» **Exercise aim**
In the listing below, pick out lines with "ring".

Extracts from a graphics dataset:
---+---

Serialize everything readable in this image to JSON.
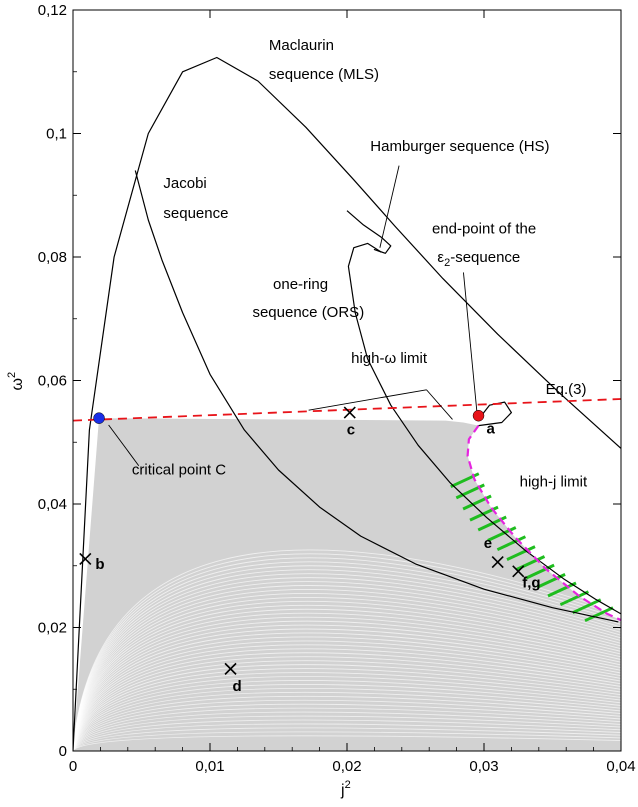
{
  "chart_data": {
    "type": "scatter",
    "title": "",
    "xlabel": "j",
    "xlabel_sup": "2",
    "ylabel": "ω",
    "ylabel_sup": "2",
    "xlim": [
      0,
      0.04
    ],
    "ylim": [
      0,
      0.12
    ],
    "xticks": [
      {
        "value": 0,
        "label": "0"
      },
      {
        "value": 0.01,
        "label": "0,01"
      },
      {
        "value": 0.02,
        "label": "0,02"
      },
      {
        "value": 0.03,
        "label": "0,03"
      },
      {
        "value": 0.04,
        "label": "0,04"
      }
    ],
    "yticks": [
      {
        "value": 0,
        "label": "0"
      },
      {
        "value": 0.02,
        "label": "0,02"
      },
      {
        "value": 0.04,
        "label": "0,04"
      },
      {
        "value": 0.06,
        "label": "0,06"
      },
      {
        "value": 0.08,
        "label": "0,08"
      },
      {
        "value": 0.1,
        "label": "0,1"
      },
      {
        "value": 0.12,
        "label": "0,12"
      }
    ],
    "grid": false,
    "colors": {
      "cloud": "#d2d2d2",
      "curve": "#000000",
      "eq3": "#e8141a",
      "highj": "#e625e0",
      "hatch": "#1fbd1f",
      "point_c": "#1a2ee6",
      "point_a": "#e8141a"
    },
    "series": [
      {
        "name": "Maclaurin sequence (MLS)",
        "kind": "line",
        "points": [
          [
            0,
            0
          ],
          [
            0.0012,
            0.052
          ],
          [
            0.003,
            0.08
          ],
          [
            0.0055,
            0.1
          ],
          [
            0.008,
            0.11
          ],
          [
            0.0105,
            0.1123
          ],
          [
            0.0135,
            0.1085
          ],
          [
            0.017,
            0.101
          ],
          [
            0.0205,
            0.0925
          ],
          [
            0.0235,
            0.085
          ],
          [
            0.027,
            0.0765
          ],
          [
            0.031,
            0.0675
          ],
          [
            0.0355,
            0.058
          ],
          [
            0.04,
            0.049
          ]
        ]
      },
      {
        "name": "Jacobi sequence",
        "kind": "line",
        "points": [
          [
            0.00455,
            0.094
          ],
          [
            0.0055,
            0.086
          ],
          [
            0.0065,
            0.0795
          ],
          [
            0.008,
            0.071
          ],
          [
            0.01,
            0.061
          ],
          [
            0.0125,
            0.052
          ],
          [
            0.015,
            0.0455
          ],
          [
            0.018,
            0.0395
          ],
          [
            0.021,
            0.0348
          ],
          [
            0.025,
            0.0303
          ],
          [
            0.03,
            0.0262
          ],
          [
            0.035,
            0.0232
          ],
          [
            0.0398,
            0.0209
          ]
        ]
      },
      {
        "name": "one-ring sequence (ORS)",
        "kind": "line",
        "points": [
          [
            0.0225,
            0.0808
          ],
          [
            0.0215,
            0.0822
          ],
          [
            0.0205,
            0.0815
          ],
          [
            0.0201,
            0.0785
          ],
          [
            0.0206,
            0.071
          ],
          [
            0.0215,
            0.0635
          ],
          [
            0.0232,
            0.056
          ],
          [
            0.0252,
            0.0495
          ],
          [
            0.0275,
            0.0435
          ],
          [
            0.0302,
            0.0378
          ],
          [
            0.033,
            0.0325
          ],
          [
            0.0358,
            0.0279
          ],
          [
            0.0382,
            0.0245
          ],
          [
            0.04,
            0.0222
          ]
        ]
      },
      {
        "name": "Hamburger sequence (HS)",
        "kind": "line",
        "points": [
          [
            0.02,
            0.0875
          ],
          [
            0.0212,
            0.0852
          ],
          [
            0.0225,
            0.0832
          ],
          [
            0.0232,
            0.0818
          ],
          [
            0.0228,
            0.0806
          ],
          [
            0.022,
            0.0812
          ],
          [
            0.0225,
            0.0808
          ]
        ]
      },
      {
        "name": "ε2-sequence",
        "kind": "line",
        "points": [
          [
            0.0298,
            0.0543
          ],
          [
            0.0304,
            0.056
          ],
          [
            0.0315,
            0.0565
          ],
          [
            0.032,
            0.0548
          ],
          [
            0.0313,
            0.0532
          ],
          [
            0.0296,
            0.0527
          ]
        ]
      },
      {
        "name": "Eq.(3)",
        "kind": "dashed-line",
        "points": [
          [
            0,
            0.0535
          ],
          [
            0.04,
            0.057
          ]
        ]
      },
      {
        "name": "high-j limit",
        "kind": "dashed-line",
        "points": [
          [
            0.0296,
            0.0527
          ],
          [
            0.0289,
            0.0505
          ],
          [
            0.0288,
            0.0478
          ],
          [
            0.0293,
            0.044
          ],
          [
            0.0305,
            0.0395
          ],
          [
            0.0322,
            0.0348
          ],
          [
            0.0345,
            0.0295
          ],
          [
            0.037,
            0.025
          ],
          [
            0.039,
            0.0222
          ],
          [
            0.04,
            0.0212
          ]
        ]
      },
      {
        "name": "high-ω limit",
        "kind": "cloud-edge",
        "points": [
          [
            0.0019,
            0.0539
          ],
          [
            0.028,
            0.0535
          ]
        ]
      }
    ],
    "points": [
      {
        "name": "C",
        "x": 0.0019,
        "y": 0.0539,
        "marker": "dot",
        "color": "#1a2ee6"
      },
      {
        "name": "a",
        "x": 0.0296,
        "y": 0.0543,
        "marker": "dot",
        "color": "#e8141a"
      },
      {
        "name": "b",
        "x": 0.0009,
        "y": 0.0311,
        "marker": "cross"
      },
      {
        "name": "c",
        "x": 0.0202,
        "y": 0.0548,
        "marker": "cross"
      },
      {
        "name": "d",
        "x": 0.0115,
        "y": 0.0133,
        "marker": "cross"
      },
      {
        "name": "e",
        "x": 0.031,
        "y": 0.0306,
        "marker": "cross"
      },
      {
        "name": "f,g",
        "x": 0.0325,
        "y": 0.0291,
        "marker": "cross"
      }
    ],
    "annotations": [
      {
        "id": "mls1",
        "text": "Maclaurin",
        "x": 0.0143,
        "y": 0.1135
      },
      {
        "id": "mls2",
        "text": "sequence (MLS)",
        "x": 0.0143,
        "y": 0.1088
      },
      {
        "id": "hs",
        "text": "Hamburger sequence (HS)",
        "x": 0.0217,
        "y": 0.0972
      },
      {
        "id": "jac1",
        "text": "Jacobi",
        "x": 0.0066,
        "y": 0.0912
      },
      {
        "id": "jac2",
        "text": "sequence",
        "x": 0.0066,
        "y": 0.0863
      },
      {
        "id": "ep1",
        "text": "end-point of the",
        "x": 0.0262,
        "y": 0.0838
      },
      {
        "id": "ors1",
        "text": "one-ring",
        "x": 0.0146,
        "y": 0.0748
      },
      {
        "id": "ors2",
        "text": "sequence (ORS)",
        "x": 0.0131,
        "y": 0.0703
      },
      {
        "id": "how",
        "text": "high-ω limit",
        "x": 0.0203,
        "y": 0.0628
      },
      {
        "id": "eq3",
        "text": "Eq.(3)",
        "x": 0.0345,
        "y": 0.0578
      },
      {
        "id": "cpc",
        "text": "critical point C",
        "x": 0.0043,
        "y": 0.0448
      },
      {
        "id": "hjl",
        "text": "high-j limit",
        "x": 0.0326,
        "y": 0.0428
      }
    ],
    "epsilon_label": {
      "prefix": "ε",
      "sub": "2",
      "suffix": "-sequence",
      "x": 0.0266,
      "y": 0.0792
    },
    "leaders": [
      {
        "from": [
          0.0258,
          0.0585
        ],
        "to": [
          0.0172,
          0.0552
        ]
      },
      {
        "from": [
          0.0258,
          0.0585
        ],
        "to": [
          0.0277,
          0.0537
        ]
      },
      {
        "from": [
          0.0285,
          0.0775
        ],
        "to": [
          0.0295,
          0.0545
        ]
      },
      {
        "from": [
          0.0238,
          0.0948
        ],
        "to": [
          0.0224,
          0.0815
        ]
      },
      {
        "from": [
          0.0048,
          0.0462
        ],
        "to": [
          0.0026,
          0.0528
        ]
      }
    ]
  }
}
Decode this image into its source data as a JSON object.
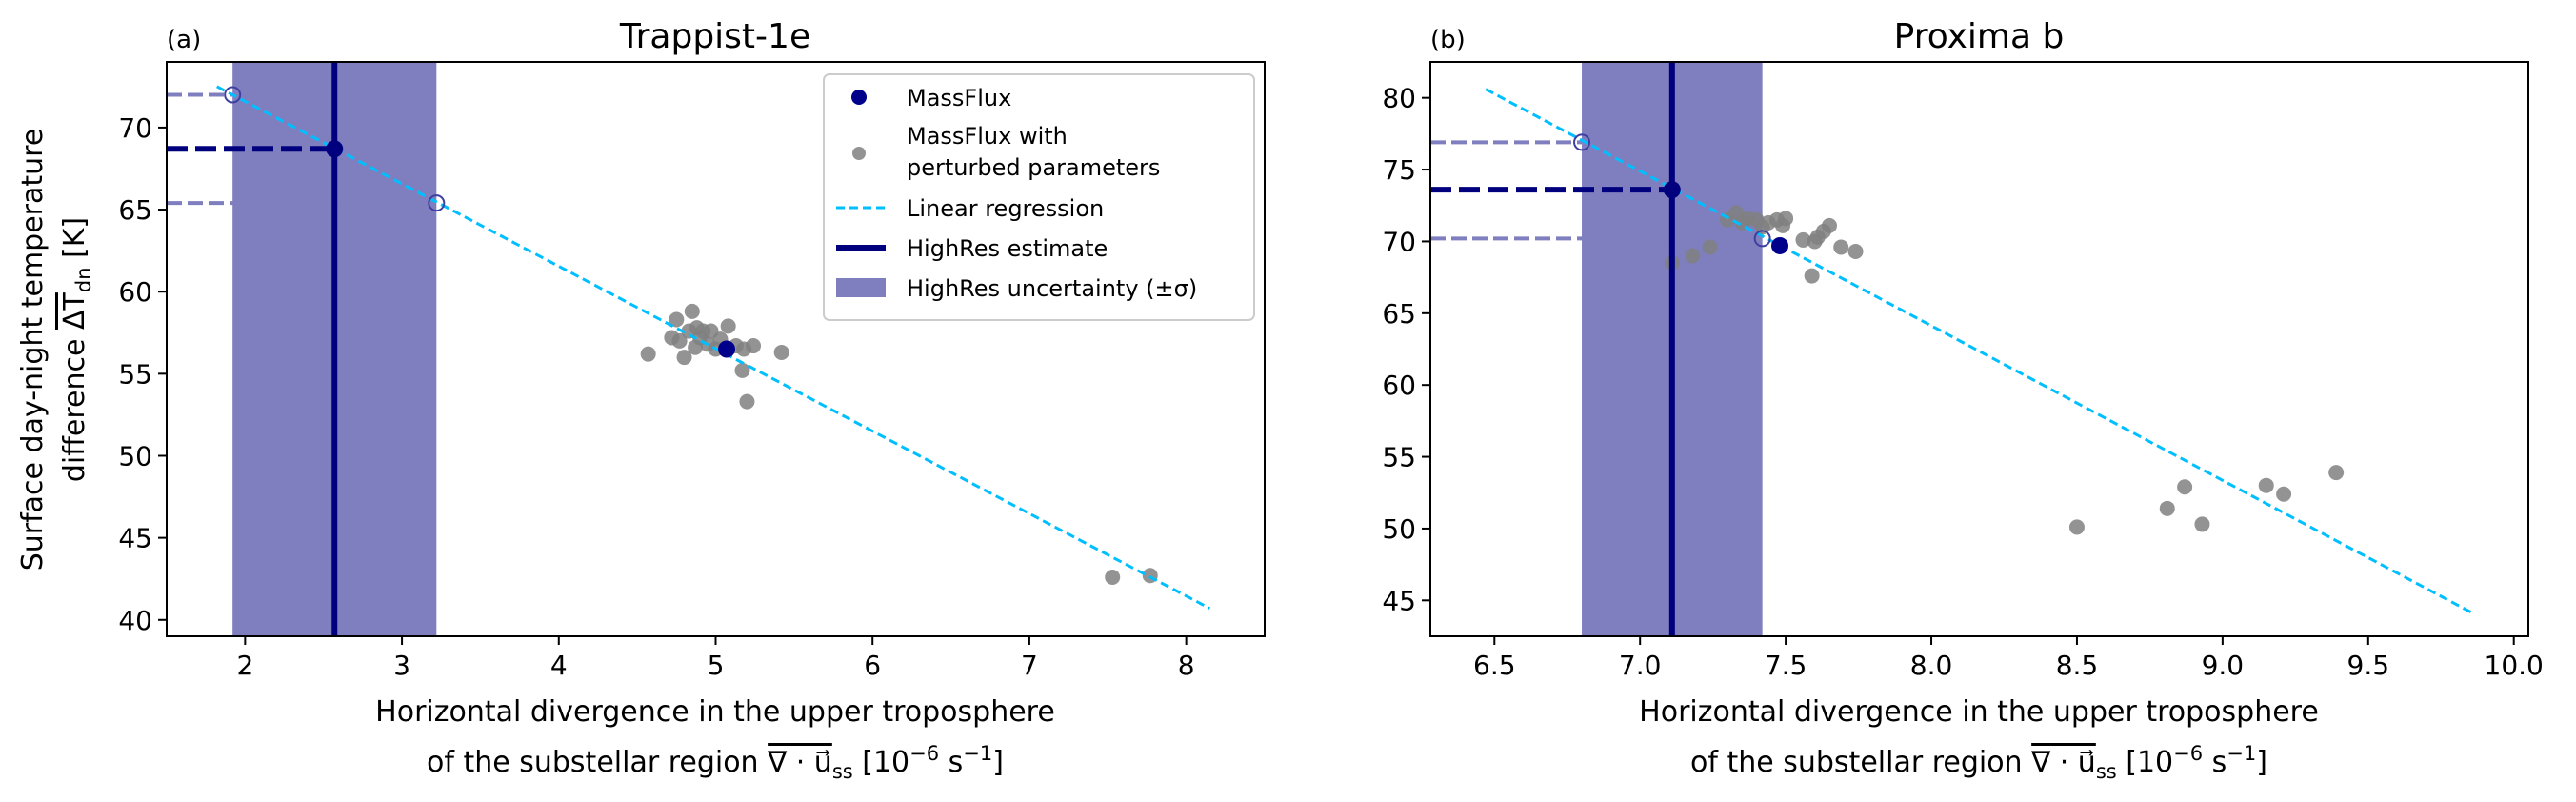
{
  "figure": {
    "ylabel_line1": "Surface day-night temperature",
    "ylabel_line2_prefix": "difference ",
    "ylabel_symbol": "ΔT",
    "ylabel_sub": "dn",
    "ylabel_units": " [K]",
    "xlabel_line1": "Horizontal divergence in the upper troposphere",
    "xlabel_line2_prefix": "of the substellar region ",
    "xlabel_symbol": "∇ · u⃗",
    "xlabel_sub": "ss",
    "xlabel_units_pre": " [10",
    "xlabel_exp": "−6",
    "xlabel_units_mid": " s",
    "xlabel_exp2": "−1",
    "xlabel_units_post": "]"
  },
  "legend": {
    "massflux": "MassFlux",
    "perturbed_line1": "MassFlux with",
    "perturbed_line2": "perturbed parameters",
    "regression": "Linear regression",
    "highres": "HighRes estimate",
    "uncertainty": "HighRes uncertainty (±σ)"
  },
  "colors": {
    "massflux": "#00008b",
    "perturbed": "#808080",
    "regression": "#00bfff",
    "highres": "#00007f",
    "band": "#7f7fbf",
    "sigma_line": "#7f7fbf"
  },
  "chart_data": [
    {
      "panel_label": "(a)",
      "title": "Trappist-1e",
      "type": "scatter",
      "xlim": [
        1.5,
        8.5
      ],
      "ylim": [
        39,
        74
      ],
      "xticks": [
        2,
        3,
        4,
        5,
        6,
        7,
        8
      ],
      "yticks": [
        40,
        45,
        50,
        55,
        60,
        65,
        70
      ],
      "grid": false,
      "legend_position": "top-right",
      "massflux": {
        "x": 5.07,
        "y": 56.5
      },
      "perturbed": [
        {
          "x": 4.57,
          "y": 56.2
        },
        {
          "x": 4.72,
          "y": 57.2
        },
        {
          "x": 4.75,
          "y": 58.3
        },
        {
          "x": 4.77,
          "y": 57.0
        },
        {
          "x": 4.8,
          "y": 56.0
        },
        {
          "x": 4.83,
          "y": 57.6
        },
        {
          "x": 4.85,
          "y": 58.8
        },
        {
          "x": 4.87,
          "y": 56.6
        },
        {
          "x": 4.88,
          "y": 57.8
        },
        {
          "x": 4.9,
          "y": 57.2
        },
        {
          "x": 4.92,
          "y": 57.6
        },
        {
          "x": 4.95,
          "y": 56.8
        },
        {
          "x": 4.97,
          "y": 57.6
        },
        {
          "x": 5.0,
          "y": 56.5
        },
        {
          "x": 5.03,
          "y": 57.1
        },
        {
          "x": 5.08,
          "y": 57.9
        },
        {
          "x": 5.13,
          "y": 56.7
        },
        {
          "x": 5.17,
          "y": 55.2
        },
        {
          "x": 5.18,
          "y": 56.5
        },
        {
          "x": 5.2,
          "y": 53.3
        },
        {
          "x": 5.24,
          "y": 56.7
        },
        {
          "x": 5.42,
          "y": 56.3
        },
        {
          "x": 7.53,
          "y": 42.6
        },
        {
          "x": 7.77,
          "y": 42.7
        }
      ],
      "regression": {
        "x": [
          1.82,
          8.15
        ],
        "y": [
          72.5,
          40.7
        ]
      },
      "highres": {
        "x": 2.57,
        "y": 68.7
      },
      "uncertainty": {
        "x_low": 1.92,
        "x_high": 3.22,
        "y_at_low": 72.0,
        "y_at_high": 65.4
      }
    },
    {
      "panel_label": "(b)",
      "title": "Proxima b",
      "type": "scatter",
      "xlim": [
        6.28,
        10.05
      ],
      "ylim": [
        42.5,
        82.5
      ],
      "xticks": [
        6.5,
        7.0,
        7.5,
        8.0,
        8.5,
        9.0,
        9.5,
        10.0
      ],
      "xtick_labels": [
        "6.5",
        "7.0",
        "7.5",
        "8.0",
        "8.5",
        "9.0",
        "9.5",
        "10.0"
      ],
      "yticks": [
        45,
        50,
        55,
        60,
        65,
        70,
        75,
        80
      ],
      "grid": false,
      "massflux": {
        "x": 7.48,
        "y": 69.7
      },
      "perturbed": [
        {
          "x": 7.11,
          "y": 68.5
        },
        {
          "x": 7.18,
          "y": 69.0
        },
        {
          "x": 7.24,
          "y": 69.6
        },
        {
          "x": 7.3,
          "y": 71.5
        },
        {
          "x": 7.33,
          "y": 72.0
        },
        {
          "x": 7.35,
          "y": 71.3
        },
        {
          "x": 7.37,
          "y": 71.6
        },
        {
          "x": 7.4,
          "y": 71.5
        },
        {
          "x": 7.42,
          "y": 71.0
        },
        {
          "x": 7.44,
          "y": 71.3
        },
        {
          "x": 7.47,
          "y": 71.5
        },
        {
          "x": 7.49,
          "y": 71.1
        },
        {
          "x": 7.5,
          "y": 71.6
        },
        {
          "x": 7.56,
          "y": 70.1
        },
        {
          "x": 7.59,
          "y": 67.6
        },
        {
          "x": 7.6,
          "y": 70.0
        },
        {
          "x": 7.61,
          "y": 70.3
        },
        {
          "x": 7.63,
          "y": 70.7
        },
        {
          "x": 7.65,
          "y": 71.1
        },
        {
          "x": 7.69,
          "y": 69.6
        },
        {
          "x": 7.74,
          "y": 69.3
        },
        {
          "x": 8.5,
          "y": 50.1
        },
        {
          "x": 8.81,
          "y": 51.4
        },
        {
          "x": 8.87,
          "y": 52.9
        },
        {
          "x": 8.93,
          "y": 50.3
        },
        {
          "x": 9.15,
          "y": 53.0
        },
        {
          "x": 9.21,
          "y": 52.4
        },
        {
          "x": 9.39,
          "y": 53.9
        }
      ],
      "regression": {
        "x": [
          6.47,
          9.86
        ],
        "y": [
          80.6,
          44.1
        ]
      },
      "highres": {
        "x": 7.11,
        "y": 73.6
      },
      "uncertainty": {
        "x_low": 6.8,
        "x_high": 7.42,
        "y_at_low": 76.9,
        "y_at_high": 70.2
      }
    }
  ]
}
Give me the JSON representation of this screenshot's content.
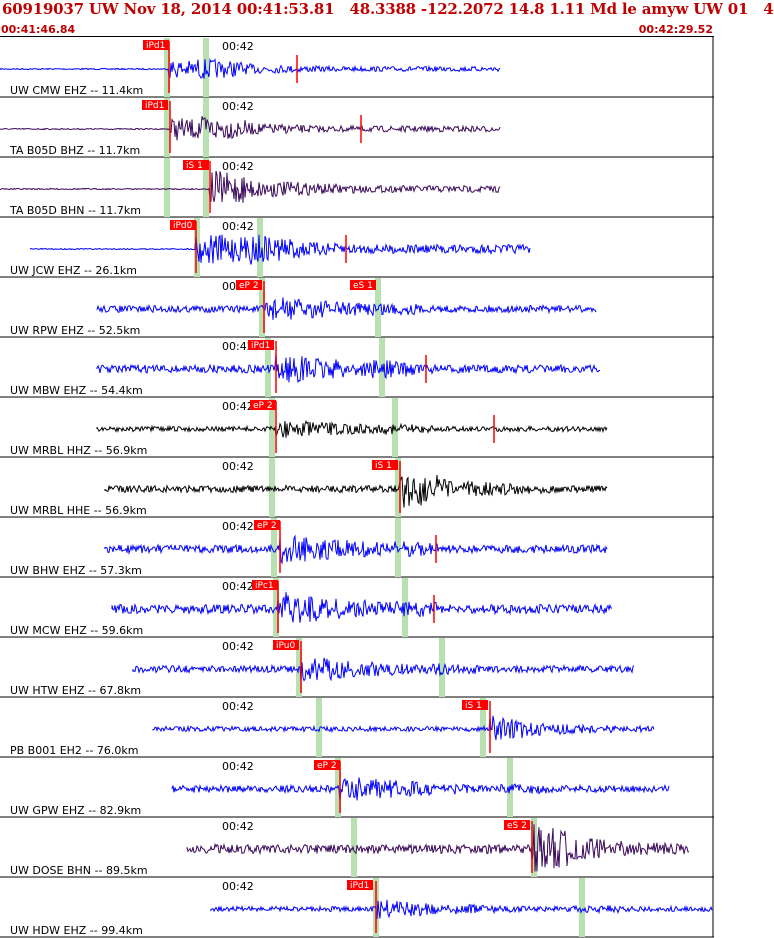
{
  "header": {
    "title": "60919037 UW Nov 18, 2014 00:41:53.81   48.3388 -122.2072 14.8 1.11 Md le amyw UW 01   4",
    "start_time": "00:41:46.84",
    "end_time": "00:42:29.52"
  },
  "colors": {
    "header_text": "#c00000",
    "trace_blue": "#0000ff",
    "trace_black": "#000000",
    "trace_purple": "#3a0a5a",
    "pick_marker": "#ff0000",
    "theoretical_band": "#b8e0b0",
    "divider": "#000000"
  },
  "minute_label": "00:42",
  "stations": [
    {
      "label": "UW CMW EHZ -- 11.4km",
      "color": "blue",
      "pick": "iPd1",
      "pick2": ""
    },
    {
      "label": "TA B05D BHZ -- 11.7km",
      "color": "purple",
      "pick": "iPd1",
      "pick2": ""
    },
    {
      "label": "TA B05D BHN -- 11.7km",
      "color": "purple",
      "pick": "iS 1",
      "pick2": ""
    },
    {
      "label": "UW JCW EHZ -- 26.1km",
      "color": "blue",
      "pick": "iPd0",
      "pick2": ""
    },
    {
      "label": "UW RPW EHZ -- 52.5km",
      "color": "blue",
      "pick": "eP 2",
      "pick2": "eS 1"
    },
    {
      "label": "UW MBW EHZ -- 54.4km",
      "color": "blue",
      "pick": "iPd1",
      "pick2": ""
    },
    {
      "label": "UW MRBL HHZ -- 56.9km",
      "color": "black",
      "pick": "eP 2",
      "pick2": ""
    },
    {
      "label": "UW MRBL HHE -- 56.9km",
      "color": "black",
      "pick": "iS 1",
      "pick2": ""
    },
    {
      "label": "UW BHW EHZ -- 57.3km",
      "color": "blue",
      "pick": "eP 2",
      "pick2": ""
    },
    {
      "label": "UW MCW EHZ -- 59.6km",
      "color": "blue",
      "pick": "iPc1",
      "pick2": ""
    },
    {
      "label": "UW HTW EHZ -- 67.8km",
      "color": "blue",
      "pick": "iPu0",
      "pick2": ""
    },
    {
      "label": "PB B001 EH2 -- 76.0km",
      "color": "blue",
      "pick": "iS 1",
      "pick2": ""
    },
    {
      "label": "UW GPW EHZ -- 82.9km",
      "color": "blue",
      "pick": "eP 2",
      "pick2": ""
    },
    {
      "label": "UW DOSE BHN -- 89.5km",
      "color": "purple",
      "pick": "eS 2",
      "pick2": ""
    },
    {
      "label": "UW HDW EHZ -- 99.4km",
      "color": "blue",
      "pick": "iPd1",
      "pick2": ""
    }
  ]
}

---+---

» **Answer**
        "name": "one-ring sequence (ORS)",
        "text": "one-ring",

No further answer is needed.